Given information ->
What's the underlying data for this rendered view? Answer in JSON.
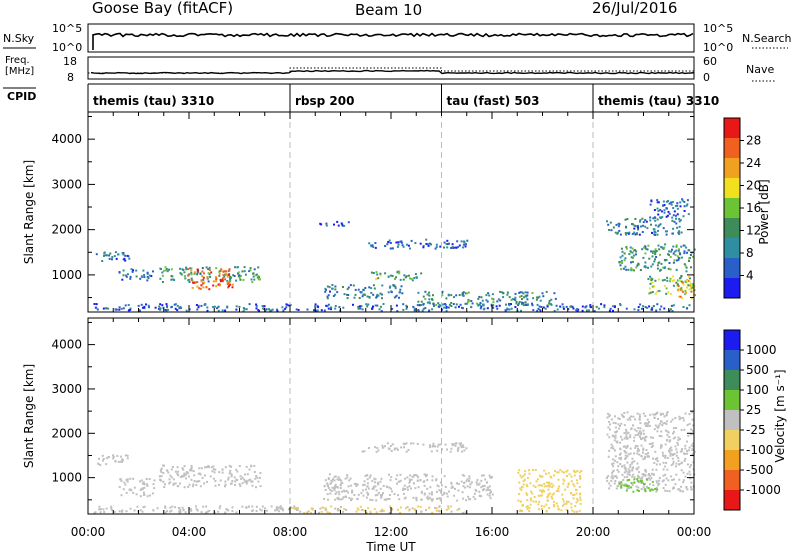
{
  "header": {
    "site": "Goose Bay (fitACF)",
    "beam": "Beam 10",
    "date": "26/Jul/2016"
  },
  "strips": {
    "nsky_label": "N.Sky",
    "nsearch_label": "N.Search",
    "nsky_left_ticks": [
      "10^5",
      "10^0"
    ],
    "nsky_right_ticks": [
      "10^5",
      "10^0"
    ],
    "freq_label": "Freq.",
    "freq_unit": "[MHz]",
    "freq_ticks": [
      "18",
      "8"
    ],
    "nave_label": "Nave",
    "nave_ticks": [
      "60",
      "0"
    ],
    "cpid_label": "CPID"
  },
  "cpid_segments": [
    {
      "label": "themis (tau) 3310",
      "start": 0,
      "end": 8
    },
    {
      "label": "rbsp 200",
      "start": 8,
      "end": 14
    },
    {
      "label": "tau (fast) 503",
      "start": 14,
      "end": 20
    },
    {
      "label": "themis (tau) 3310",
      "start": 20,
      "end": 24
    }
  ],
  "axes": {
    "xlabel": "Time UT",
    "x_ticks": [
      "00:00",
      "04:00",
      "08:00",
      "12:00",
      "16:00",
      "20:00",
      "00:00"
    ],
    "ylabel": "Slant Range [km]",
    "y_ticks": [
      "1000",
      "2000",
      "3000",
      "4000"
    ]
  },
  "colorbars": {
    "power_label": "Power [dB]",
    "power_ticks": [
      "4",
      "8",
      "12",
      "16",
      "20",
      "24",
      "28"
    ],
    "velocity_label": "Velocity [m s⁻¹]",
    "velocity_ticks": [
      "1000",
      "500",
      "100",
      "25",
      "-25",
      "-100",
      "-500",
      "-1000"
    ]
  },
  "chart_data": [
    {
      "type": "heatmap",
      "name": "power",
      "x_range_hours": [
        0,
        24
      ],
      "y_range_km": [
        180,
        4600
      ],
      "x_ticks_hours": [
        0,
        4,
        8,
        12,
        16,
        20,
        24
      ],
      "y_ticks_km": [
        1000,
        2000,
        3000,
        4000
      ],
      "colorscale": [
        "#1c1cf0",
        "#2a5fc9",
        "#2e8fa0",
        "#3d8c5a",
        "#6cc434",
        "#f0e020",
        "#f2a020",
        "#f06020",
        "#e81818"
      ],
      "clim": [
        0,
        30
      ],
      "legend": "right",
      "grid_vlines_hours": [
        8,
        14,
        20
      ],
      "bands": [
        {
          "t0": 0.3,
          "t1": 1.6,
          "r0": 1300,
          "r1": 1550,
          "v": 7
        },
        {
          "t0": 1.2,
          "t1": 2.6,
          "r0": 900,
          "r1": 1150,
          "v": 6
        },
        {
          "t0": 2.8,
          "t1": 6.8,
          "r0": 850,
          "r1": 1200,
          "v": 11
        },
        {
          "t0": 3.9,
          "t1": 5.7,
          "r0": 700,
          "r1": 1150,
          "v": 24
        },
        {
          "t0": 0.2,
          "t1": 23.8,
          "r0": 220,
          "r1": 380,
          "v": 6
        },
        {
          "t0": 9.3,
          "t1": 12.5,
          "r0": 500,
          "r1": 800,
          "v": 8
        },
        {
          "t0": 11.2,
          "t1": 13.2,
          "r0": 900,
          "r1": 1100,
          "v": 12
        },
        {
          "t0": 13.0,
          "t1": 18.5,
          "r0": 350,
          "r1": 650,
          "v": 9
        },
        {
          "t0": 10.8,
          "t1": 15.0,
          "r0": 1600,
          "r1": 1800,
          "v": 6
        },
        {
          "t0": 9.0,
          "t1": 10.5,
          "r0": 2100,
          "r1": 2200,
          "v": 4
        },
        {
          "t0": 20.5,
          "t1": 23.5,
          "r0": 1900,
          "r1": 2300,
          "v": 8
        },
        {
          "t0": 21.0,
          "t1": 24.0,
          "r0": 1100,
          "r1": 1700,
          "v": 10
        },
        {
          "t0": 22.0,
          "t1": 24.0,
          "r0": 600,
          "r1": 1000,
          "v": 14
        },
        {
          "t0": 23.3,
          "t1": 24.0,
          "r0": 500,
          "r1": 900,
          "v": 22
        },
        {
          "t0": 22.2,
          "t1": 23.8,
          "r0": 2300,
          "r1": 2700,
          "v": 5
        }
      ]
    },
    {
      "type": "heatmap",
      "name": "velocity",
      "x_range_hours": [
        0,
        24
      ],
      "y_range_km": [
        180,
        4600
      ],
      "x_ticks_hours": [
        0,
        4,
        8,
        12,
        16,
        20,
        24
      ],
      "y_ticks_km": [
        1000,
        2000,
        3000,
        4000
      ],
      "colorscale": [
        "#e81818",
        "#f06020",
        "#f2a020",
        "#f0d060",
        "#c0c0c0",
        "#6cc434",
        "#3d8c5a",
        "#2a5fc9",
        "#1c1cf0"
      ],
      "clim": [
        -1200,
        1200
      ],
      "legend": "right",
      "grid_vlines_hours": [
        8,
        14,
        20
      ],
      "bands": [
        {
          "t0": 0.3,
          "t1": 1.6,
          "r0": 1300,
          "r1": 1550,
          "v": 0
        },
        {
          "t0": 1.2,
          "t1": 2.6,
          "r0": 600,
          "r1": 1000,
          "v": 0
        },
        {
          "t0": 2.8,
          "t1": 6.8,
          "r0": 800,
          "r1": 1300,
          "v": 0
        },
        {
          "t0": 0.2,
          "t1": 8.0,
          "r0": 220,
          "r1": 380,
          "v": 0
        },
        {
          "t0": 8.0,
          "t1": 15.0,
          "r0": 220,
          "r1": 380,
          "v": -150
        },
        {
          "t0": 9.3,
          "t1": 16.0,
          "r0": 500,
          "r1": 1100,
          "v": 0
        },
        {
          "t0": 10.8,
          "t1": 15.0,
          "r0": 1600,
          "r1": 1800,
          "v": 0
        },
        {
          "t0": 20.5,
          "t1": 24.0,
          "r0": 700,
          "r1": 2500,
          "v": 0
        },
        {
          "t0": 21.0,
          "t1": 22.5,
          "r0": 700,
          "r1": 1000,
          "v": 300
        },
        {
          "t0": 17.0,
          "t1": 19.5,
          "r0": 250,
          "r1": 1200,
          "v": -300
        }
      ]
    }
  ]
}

Prompt ->
Extract the entries in full, exactly as they are, minus the pictures.

Task output ->
What's the underlying data for this rendered view? Answer in JSON.
{
  "header": {
    "site": "Goose Bay (fitACF)",
    "beam": "Beam 10",
    "date": "26/Jul/2016"
  },
  "strips": {
    "nsky_label": "N.Sky",
    "nsearch_label": "N.Search",
    "nsky_left_ticks": [
      "10^5",
      "10^0"
    ],
    "nsky_right_ticks": [
      "10^5",
      "10^0"
    ],
    "freq_label": "Freq.",
    "freq_unit": "[MHz]",
    "freq_ticks": [
      "18",
      "8"
    ],
    "nave_label": "Nave",
    "nave_ticks": [
      "60",
      "0"
    ],
    "cpid_label": "CPID"
  },
  "cpid_segments": [
    {
      "label": "themis (tau) 3310",
      "start": 0,
      "end": 8
    },
    {
      "label": "rbsp 200",
      "start": 8,
      "end": 14
    },
    {
      "label": "tau (fast) 503",
      "start": 14,
      "end": 20
    },
    {
      "label": "themis (tau) 3310",
      "start": 20,
      "end": 24
    }
  ],
  "axes": {
    "xlabel": "Time UT",
    "x_ticks": [
      "00:00",
      "04:00",
      "08:00",
      "12:00",
      "16:00",
      "20:00",
      "00:00"
    ],
    "ylabel": "Slant Range [km]",
    "y_ticks": [
      "1000",
      "2000",
      "3000",
      "4000"
    ]
  },
  "colorbars": {
    "power_label": "Power [dB]",
    "power_ticks": [
      "4",
      "8",
      "12",
      "16",
      "20",
      "24",
      "28"
    ],
    "velocity_label": "Velocity [m s⁻¹]",
    "velocity_ticks": [
      "1000",
      "500",
      "100",
      "25",
      "-25",
      "-100",
      "-500",
      "-1000"
    ]
  },
  "chart_data": [
    {
      "type": "heatmap",
      "name": "power",
      "x_range_hours": [
        0,
        24
      ],
      "y_range_km": [
        180,
        4600
      ],
      "x_ticks_hours": [
        0,
        4,
        8,
        12,
        16,
        20,
        24
      ],
      "y_ticks_km": [
        1000,
        2000,
        3000,
        4000
      ],
      "colorscale": [
        "#1c1cf0",
        "#2a5fc9",
        "#2e8fa0",
        "#3d8c5a",
        "#6cc434",
        "#f0e020",
        "#f2a020",
        "#f06020",
        "#e81818"
      ],
      "clim": [
        0,
        30
      ],
      "legend": "right",
      "grid_vlines_hours": [
        8,
        14,
        20
      ],
      "bands": [
        {
          "t0": 0.3,
          "t1": 1.6,
          "r0": 1300,
          "r1": 1550,
          "v": 7
        },
        {
          "t0": 1.2,
          "t1": 2.6,
          "r0": 900,
          "r1": 1150,
          "v": 6
        },
        {
          "t0": 2.8,
          "t1": 6.8,
          "r0": 850,
          "r1": 1200,
          "v": 11
        },
        {
          "t0": 3.9,
          "t1": 5.7,
          "r0": 700,
          "r1": 1150,
          "v": 24
        },
        {
          "t0": 0.2,
          "t1": 23.8,
          "r0": 220,
          "r1": 380,
          "v": 6
        },
        {
          "t0": 9.3,
          "t1": 12.5,
          "r0": 500,
          "r1": 800,
          "v": 8
        },
        {
          "t0": 11.2,
          "t1": 13.2,
          "r0": 900,
          "r1": 1100,
          "v": 12
        },
        {
          "t0": 13.0,
          "t1": 18.5,
          "r0": 350,
          "r1": 650,
          "v": 9
        },
        {
          "t0": 10.8,
          "t1": 15.0,
          "r0": 1600,
          "r1": 1800,
          "v": 6
        },
        {
          "t0": 9.0,
          "t1": 10.5,
          "r0": 2100,
          "r1": 2200,
          "v": 4
        },
        {
          "t0": 20.5,
          "t1": 23.5,
          "r0": 1900,
          "r1": 2300,
          "v": 8
        },
        {
          "t0": 21.0,
          "t1": 24.0,
          "r0": 1100,
          "r1": 1700,
          "v": 10
        },
        {
          "t0": 22.0,
          "t1": 24.0,
          "r0": 600,
          "r1": 1000,
          "v": 14
        },
        {
          "t0": 23.3,
          "t1": 24.0,
          "r0": 500,
          "r1": 900,
          "v": 22
        },
        {
          "t0": 22.2,
          "t1": 23.8,
          "r0": 2300,
          "r1": 2700,
          "v": 5
        }
      ]
    },
    {
      "type": "heatmap",
      "name": "velocity",
      "x_range_hours": [
        0,
        24
      ],
      "y_range_km": [
        180,
        4600
      ],
      "x_ticks_hours": [
        0,
        4,
        8,
        12,
        16,
        20,
        24
      ],
      "y_ticks_km": [
        1000,
        2000,
        3000,
        4000
      ],
      "colorscale": [
        "#e81818",
        "#f06020",
        "#f2a020",
        "#f0d060",
        "#c0c0c0",
        "#6cc434",
        "#3d8c5a",
        "#2a5fc9",
        "#1c1cf0"
      ],
      "clim": [
        -1200,
        1200
      ],
      "legend": "right",
      "grid_vlines_hours": [
        8,
        14,
        20
      ],
      "bands": [
        {
          "t0": 0.3,
          "t1": 1.6,
          "r0": 1300,
          "r1": 1550,
          "v": 0
        },
        {
          "t0": 1.2,
          "t1": 2.6,
          "r0": 600,
          "r1": 1000,
          "v": 0
        },
        {
          "t0": 2.8,
          "t1": 6.8,
          "r0": 800,
          "r1": 1300,
          "v": 0
        },
        {
          "t0": 0.2,
          "t1": 8.0,
          "r0": 220,
          "r1": 380,
          "v": 0
        },
        {
          "t0": 8.0,
          "t1": 15.0,
          "r0": 220,
          "r1": 380,
          "v": -150
        },
        {
          "t0": 9.3,
          "t1": 16.0,
          "r0": 500,
          "r1": 1100,
          "v": 0
        },
        {
          "t0": 10.8,
          "t1": 15.0,
          "r0": 1600,
          "r1": 1800,
          "v": 0
        },
        {
          "t0": 20.5,
          "t1": 24.0,
          "r0": 700,
          "r1": 2500,
          "v": 0
        },
        {
          "t0": 21.0,
          "t1": 22.5,
          "r0": 700,
          "r1": 1000,
          "v": 300
        },
        {
          "t0": 17.0,
          "t1": 19.5,
          "r0": 250,
          "r1": 1200,
          "v": -300
        }
      ]
    }
  ]
}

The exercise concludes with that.